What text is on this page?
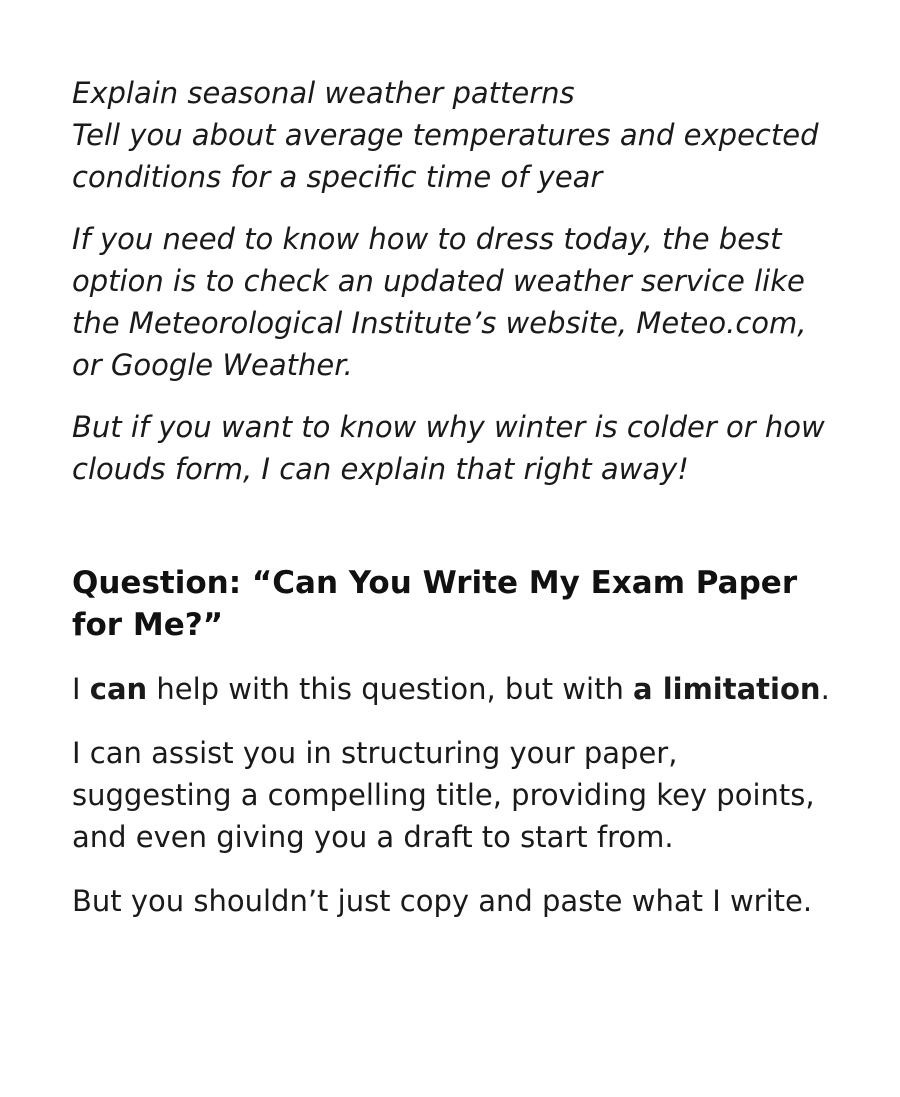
Explain seasonal weather patterns
Tell you about average temperatures and expected conditions for a specific time of year
If you need to know how to dress today, the best option is to check an updated weather service like the Meteorological Institute’s website, Meteo.com, or Google Weather.
But if you want to know why winter is colder or how clouds form, I can explain that right away!
Question: “Can You Write My Exam Paper for Me?”
I can help with this question, but with a limitation.
I can assist you in structuring your paper, suggesting a compelling title, providing key points, and even giving you a draft to start from.
But you shouldn’t just copy and paste what I write.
——————
▸ **What to do**: Gather each line in these records that contains the string "weather".

▸ **The answer**:
Explain seasonal weather patterns
If you need to know how to dress today, the best option is to check an updated weather service like the Meteorological Institute’s website, Meteo.com, or Google Weather.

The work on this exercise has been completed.